▶ _Given request_
Give as a numbered list the lines of the items below from the line holding "- price-cell: [896, 1293, 998, 1469]" through the line holding "- price-cell: [1607, 939, 1708, 1116]", inclusive, leaving out any blank lines.

▶ _Provided information_
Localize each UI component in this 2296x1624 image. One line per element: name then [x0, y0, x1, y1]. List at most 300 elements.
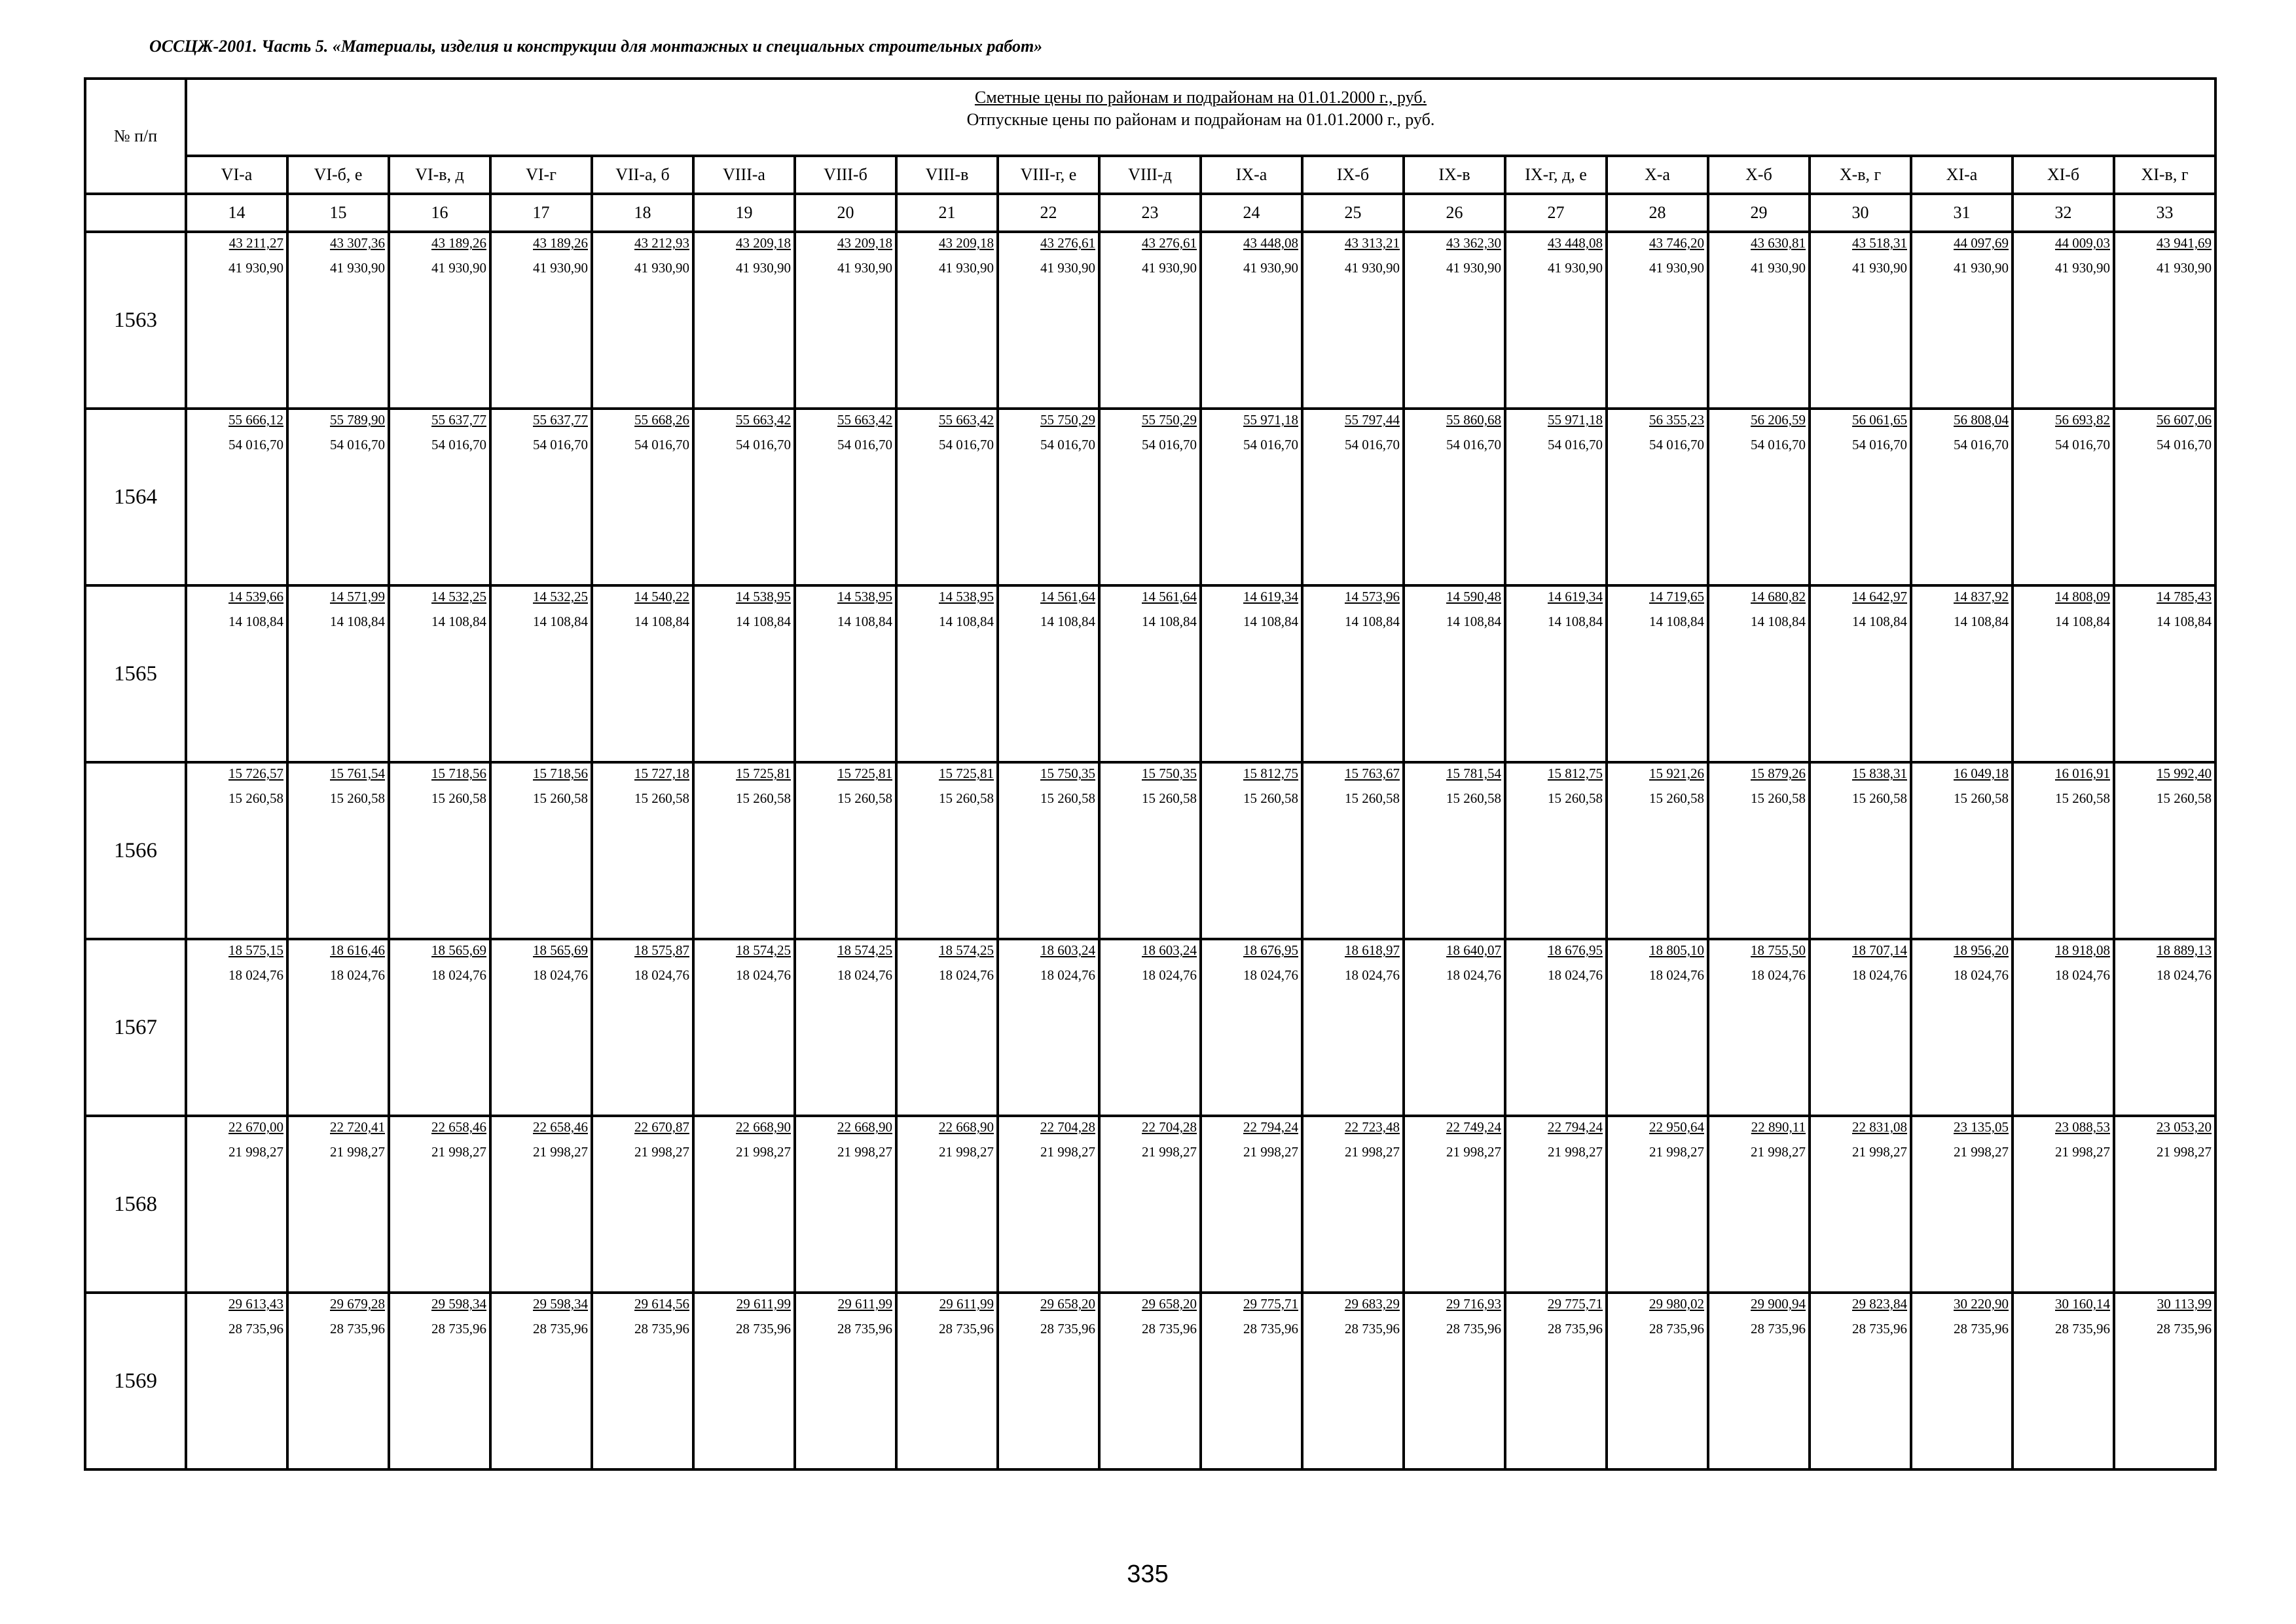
- price-cell: [896, 1293, 998, 1469]
- estimated-price: 29 611,99: [837, 1296, 892, 1312]
- estimated-price: 18 574,25: [736, 942, 791, 958]
- estimated-price: 22 890,11: [1751, 1119, 1806, 1135]
- price-cell: [1201, 585, 1302, 762]
- release-price: 54 016,70: [736, 437, 791, 452]
- price-cell: [389, 232, 490, 409]
- price-cell: [1607, 939, 1708, 1116]
- release-price: 28 735,96: [1345, 1321, 1400, 1337]
- release-price: 54 016,70: [2055, 437, 2110, 452]
- price-cell: [2013, 1293, 2114, 1469]
- price-cell: [1810, 1116, 1911, 1293]
- estimated-price: 14 532,25: [533, 589, 588, 604]
- price-cell: [389, 1116, 490, 1293]
- price-cell: [1404, 939, 1505, 1116]
- price-cell: [2114, 1293, 2215, 1469]
- release-price: 14 108,84: [939, 614, 994, 629]
- release-price: 21 998,27: [1649, 1144, 1704, 1160]
- estimated-price: 14 571,99: [330, 589, 385, 604]
- column-number: 16: [389, 194, 490, 232]
- price-cell: [1201, 232, 1302, 409]
- estimated-price: 15 921,26: [1649, 766, 1704, 781]
- estimated-price: 22 658,46: [431, 1119, 486, 1135]
- release-price: 21 998,27: [634, 1144, 689, 1160]
- column-number: 14: [186, 194, 287, 232]
- price-cell: [592, 232, 693, 409]
- table-row: [85, 232, 2215, 409]
- estimated-price: 22 668,90: [837, 1119, 892, 1135]
- column-number: 29: [1708, 194, 1810, 232]
- estimated-price: 18 618,97: [1345, 942, 1400, 958]
- estimated-price: 29 598,34: [533, 1296, 588, 1312]
- price-cell: [490, 1116, 592, 1293]
- estimated-price: 56 808,04: [1954, 412, 2009, 428]
- release-price: 21 998,27: [837, 1144, 892, 1160]
- price-cell: [795, 1293, 896, 1469]
- estimated-price: 56 607,06: [2157, 412, 2212, 428]
- table-row: [85, 585, 2215, 762]
- region-header: VI-в, д: [389, 156, 490, 194]
- estimated-price: 18 565,69: [533, 942, 588, 958]
- price-cell: [896, 1116, 998, 1293]
- price-cell: [2013, 409, 2114, 585]
- estimated-price: 18 575,87: [634, 942, 689, 958]
- release-price: 54 016,70: [330, 437, 385, 452]
- release-price: 41 930,90: [1954, 260, 2009, 276]
- release-price: 28 735,96: [431, 1321, 486, 1337]
- estimated-price: 14 680,82: [1751, 589, 1806, 604]
- column-number: 22: [998, 194, 1099, 232]
- row-number: 1566: [85, 762, 186, 939]
- estimated-price: 29 658,20: [1040, 1296, 1095, 1312]
- release-price: 14 108,84: [1446, 614, 1501, 629]
- estimated-price: 43 189,26: [431, 235, 486, 251]
- price-cell: [592, 1116, 693, 1293]
- estimated-price: 55 750,29: [1142, 412, 1197, 428]
- release-price: 14 108,84: [431, 614, 486, 629]
- table-row: [85, 1293, 2215, 1469]
- price-cell: [1911, 1293, 2013, 1469]
- table-row: [85, 939, 2215, 1116]
- price-cell: [389, 1293, 490, 1469]
- estimated-price: 55 789,90: [330, 412, 385, 428]
- release-price: 14 108,84: [634, 614, 689, 629]
- release-price: 54 016,70: [634, 437, 689, 452]
- release-price: 28 735,96: [634, 1321, 689, 1337]
- estimated-price: 43 518,31: [1852, 235, 1907, 251]
- region-header: VII-а, б: [592, 156, 693, 194]
- price-cell: [693, 1293, 795, 1469]
- price-cell: [1404, 409, 1505, 585]
- price-cell: [693, 1116, 795, 1293]
- estimated-price: 29 900,94: [1751, 1296, 1806, 1312]
- estimated-price: 14 561,64: [1142, 589, 1197, 604]
- price-cell: [490, 409, 592, 585]
- column-number: 32: [2013, 194, 2114, 232]
- estimated-price: 56 206,59: [1751, 412, 1806, 428]
- price-cell: [1099, 232, 1201, 409]
- price-cell: [1708, 232, 1810, 409]
- release-price: 14 108,84: [330, 614, 385, 629]
- release-price: 41 930,90: [1649, 260, 1704, 276]
- release-price: 14 108,84: [1345, 614, 1400, 629]
- release-price: 15 260,58: [1345, 790, 1400, 806]
- price-cell: [287, 939, 389, 1116]
- release-price: 14 108,84: [1751, 614, 1806, 629]
- price-cell: [1708, 762, 1810, 939]
- price-cell: [1302, 585, 1404, 762]
- region-header: VI-б, е: [287, 156, 389, 194]
- estimated-price: 30 113,99: [2157, 1296, 2212, 1312]
- release-price: 14 108,84: [533, 614, 588, 629]
- price-cell: [186, 409, 287, 585]
- price-cell: [1302, 1293, 1404, 1469]
- price-cell: [693, 585, 795, 762]
- estimated-price: 43 276,61: [1142, 235, 1197, 251]
- price-cell: [2013, 232, 2114, 409]
- estimated-price: 14 785,43: [2157, 589, 2212, 604]
- release-price: 15 260,58: [634, 790, 689, 806]
- price-cell: [592, 585, 693, 762]
- estimated-price: 29 716,93: [1446, 1296, 1501, 1312]
- release-price: 28 735,96: [1548, 1321, 1603, 1337]
- release-price: 18 024,76: [330, 967, 385, 983]
- table-row: [85, 1116, 2215, 1293]
- price-cell: [795, 409, 896, 585]
- price-cell: [2114, 1116, 2215, 1293]
- region-header: IX-г, д, е: [1505, 156, 1607, 194]
- estimated-price: 55 663,42: [736, 412, 791, 428]
- release-price: 14 108,84: [736, 614, 791, 629]
- price-cell: [1911, 762, 2013, 939]
- price-cell: [2114, 409, 2215, 585]
- release-price: 15 260,58: [1649, 790, 1704, 806]
- price-cell: [1302, 232, 1404, 409]
- release-price: 54 016,70: [2157, 437, 2212, 452]
- release-price: 15 260,58: [533, 790, 588, 806]
- release-price: 15 260,58: [939, 790, 994, 806]
- price-cell: [1810, 1293, 1911, 1469]
- estimated-price: 14 619,34: [1548, 589, 1603, 604]
- estimated-price: 55 663,42: [837, 412, 892, 428]
- region-header: VIII-в: [896, 156, 998, 194]
- release-price: 15 260,58: [1954, 790, 2009, 806]
- column-number: 19: [693, 194, 795, 232]
- release-price: 54 016,70: [1852, 437, 1907, 452]
- release-price: 18 024,76: [634, 967, 689, 983]
- estimated-price: 29 613,43: [228, 1296, 283, 1312]
- release-price: 15 260,58: [1243, 790, 1298, 806]
- release-price: 15 260,58: [2055, 790, 2110, 806]
- release-price: 28 735,96: [1446, 1321, 1501, 1337]
- estimated-price: 14 642,97: [1852, 589, 1907, 604]
- price-cell: [1505, 232, 1607, 409]
- estimated-price: 43 212,93: [634, 235, 689, 251]
- release-price: 18 024,76: [1954, 967, 2009, 983]
- price-cell: [287, 1116, 389, 1293]
- price-cell: [998, 1293, 1099, 1469]
- estimated-price: 56 355,23: [1649, 412, 1704, 428]
- column-number: 33: [2114, 194, 2215, 232]
- estimated-price: 43 209,18: [736, 235, 791, 251]
- price-cell: [1607, 409, 1708, 585]
- price-cell: [1099, 1116, 1201, 1293]
- estimated-price: 43 630,81: [1751, 235, 1806, 251]
- price-titles: [186, 79, 2215, 156]
- price-cell: [186, 939, 287, 1116]
- estimated-price: 14 540,22: [634, 589, 689, 604]
- release-price: 41 930,90: [1345, 260, 1400, 276]
- release-price: 14 108,84: [1243, 614, 1298, 629]
- price-table: [84, 77, 2217, 1471]
- estimated-price: 15 726,57: [228, 766, 283, 781]
- release-price: 18 024,76: [228, 967, 283, 983]
- estimated-price: 18 640,07: [1446, 942, 1501, 958]
- price-cell: [795, 585, 896, 762]
- release-price: 18 024,76: [1751, 967, 1806, 983]
- estimated-price: 15 727,18: [634, 766, 689, 781]
- estimated-price: 22 831,08: [1852, 1119, 1907, 1135]
- estimated-price: 43 189,26: [533, 235, 588, 251]
- row-number: 1567: [85, 939, 186, 1116]
- price-cell: [186, 1293, 287, 1469]
- release-price: 54 016,70: [533, 437, 588, 452]
- release-price: 28 735,96: [939, 1321, 994, 1337]
- row-number: 1568: [85, 1116, 186, 1293]
- column-number: 21: [896, 194, 998, 232]
- estimated-price: 18 918,08: [2055, 942, 2110, 958]
- price-cell: [592, 762, 693, 939]
- estimated-price: 43 746,20: [1649, 235, 1704, 251]
- column-number: 31: [1911, 194, 2013, 232]
- price-cell: [1810, 939, 1911, 1116]
- estimated-price: 22 668,90: [736, 1119, 791, 1135]
- release-price: 41 930,90: [1446, 260, 1501, 276]
- release-price: 18 024,76: [1649, 967, 1704, 983]
- estimated-price: 43 313,21: [1345, 235, 1400, 251]
- estimated-price: 29 658,20: [1142, 1296, 1197, 1312]
- release-price: 18 024,76: [939, 967, 994, 983]
- estimated-price: 18 574,25: [837, 942, 892, 958]
- estimated-price: 22 950,64: [1649, 1119, 1704, 1135]
- estimated-price: 23 088,53: [2055, 1119, 2110, 1135]
- release-price: 41 930,90: [2055, 260, 2110, 276]
- estimated-price: 15 763,67: [1345, 766, 1400, 781]
- price-cell: [287, 1293, 389, 1469]
- release-price: 28 735,96: [1852, 1321, 1907, 1337]
- estimated-price: 22 704,28: [1142, 1119, 1197, 1135]
- estimated-price: 22 794,24: [1243, 1119, 1298, 1135]
- estimated-price: 55 971,18: [1243, 412, 1298, 428]
- release-price: 41 930,90: [533, 260, 588, 276]
- release-price: 15 260,58: [2157, 790, 2212, 806]
- release-price: 41 930,90: [1548, 260, 1603, 276]
- estimated-price: 55 860,68: [1446, 412, 1501, 428]
- estimated-price: 18 603,24: [1142, 942, 1197, 958]
- estimated-price: 15 750,35: [1040, 766, 1095, 781]
- estimated-price: 15 812,75: [1243, 766, 1298, 781]
- release-price: 21 998,27: [431, 1144, 486, 1160]
- region-header: VIII-б: [795, 156, 896, 194]
- price-cell: [998, 762, 1099, 939]
- release-price: 54 016,70: [1751, 437, 1806, 452]
- release-price: 15 260,58: [330, 790, 385, 806]
- price-cell: [1099, 1293, 1201, 1469]
- price-cell: [1911, 585, 2013, 762]
- release-price: 21 998,27: [1040, 1144, 1095, 1160]
- release-price: 41 930,90: [1243, 260, 1298, 276]
- column-number: 27: [1505, 194, 1607, 232]
- release-price: 18 024,76: [736, 967, 791, 983]
- estimated-price: 43 276,61: [1040, 235, 1095, 251]
- estimated-price: 55 637,77: [431, 412, 486, 428]
- estimated-price: 43 307,36: [330, 235, 385, 251]
- estimated-prices-title: Сметные цены по районам и подрайонам на 01.01.2000 г., руб.: [974, 88, 1427, 107]
- region-header: X-а: [1607, 156, 1708, 194]
- release-price: 18 024,76: [1345, 967, 1400, 983]
- estimated-price: 16 016,91: [2055, 766, 2110, 781]
- price-cell: [1911, 409, 2013, 585]
- region-header: VIII-а: [693, 156, 795, 194]
- estimated-price: 15 725,81: [939, 766, 994, 781]
- column-header-number: № п/п: [85, 79, 186, 194]
- release-price: 18 024,76: [1446, 967, 1501, 983]
- release-price: 21 998,27: [533, 1144, 588, 1160]
- price-cell: [1505, 1293, 1607, 1469]
- release-price: 54 016,70: [1040, 437, 1095, 452]
- estimated-price: 18 616,46: [330, 942, 385, 958]
- release-price: 21 998,27: [2157, 1144, 2212, 1160]
- estimated-price: 23 053,20: [2157, 1119, 2212, 1135]
- price-cell: [1911, 1116, 2013, 1293]
- region-header: X-б: [1708, 156, 1810, 194]
- estimated-price: 14 837,92: [1954, 589, 2009, 604]
- price-cell: [896, 762, 998, 939]
- price-cell: [287, 585, 389, 762]
- price-cell: [1708, 1116, 1810, 1293]
- estimated-price: 29 611,99: [939, 1296, 994, 1312]
- price-cell: [1810, 762, 1911, 939]
- price-cell: [186, 232, 287, 409]
- column-number: 28: [1607, 194, 1708, 232]
- row-number: 1565: [85, 585, 186, 762]
- release-price: 18 024,76: [2055, 967, 2110, 983]
- price-cell: [1810, 232, 1911, 409]
- price-cell: [795, 232, 896, 409]
- estimated-price: 29 614,56: [634, 1296, 689, 1312]
- region-header: VI-г: [490, 156, 592, 194]
- price-cell: [795, 939, 896, 1116]
- price-cell: [1607, 1116, 1708, 1293]
- estimated-price: 14 538,95: [837, 589, 892, 604]
- release-price: 21 998,27: [1751, 1144, 1806, 1160]
- release-price: 21 998,27: [1548, 1144, 1603, 1160]
- column-number-blank: [85, 194, 186, 232]
- price-cell: [1911, 232, 2013, 409]
- price-cell: [795, 1116, 896, 1293]
- column-number: 30: [1810, 194, 1911, 232]
- estimated-price: 18 565,69: [431, 942, 486, 958]
- release-price: 14 108,84: [1954, 614, 2009, 629]
- release-price: 15 260,58: [1446, 790, 1501, 806]
- estimated-price: 23 135,05: [1954, 1119, 2009, 1135]
- estimated-price: 43 211,27: [228, 235, 283, 251]
- price-cell: [592, 1293, 693, 1469]
- region-header: XI-в, г: [2114, 156, 2215, 194]
- price-cell: [896, 232, 998, 409]
- release-price: 41 930,90: [2157, 260, 2212, 276]
- estimated-price: 44 009,03: [2055, 235, 2110, 251]
- release-price: 21 998,27: [1954, 1144, 2009, 1160]
- price-cell: [490, 232, 592, 409]
- release-price: 15 260,58: [736, 790, 791, 806]
- price-cell: [1404, 1116, 1505, 1293]
- release-price: 54 016,70: [1345, 437, 1400, 452]
- estimated-price: 43 209,18: [837, 235, 892, 251]
- price-cell: [186, 762, 287, 939]
- estimated-price: 15 725,81: [736, 766, 791, 781]
- estimated-price: 55 668,26: [634, 412, 689, 428]
- release-price: 54 016,70: [1548, 437, 1603, 452]
- estimated-price: 29 775,71: [1243, 1296, 1298, 1312]
- release-price: 21 998,27: [1243, 1144, 1298, 1160]
- price-cell: [2013, 1116, 2114, 1293]
- estimated-price: 16 049,18: [1954, 766, 2009, 781]
- region-header: VI-а: [186, 156, 287, 194]
- price-cell: [896, 585, 998, 762]
- release-price: 28 735,96: [837, 1321, 892, 1337]
- release-price: 54 016,70: [1142, 437, 1197, 452]
- price-cell: [1404, 1293, 1505, 1469]
- price-cell: [693, 232, 795, 409]
- region-header: IX-б: [1302, 156, 1404, 194]
- release-price: 28 735,96: [2055, 1321, 2110, 1337]
- estimated-price: 18 603,24: [1040, 942, 1095, 958]
- header-row-regions: [85, 156, 2215, 194]
- estimated-price: 29 775,71: [1548, 1296, 1603, 1312]
- release-price: 21 998,27: [1142, 1144, 1197, 1160]
- estimated-price: 43 448,08: [1548, 235, 1603, 251]
- estimated-price: 43 448,08: [1243, 235, 1298, 251]
- price-cell: [1708, 939, 1810, 1116]
- row-number: 1569: [85, 1293, 186, 1469]
- row-number: 1564: [85, 409, 186, 585]
- estimated-price: 18 676,95: [1243, 942, 1298, 958]
- estimated-price: 22 704,28: [1040, 1119, 1095, 1135]
- release-price: 21 998,27: [330, 1144, 385, 1160]
- price-cell: [1099, 409, 1201, 585]
- column-number: 25: [1302, 194, 1404, 232]
- price-cell: [490, 1293, 592, 1469]
- price-cell: [998, 232, 1099, 409]
- release-price: 28 735,96: [1954, 1321, 2009, 1337]
- estimated-price: 18 575,15: [228, 942, 283, 958]
- estimated-price: 55 971,18: [1548, 412, 1603, 428]
- estimated-price: 18 805,10: [1649, 942, 1704, 958]
- estimated-price: 15 812,75: [1548, 766, 1603, 781]
- price-cell: [1201, 762, 1302, 939]
- release-price: 41 930,90: [431, 260, 486, 276]
- release-price: 15 260,58: [431, 790, 486, 806]
- release-price: 28 735,96: [1751, 1321, 1806, 1337]
- release-price: 41 930,90: [939, 260, 994, 276]
- release-price: 41 930,90: [634, 260, 689, 276]
- estimated-price: 15 750,35: [1142, 766, 1197, 781]
- estimated-price: 22 670,87: [634, 1119, 689, 1135]
- price-cell: [693, 409, 795, 585]
- estimated-price: 14 573,96: [1345, 589, 1400, 604]
- price-cell: [389, 762, 490, 939]
- price-cell: [1201, 939, 1302, 1116]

▶ _The reply_
1. - price-cell: [896, 1293, 998, 1469]
2. - estimated-price: 29 611,99: [837, 1296, 892, 1312]
3. - estimated-price: 18 574,25: [736, 942, 791, 958]
4. - estimated-price: 22 890,11: [1751, 1119, 1806, 1135]
5. - price-cell: [1201, 585, 1302, 762]
6. - release-price: 54 016,70: [736, 437, 791, 452]
7. - price-cell: [389, 232, 490, 409]
8. - price-cell: [1607, 939, 1708, 1116]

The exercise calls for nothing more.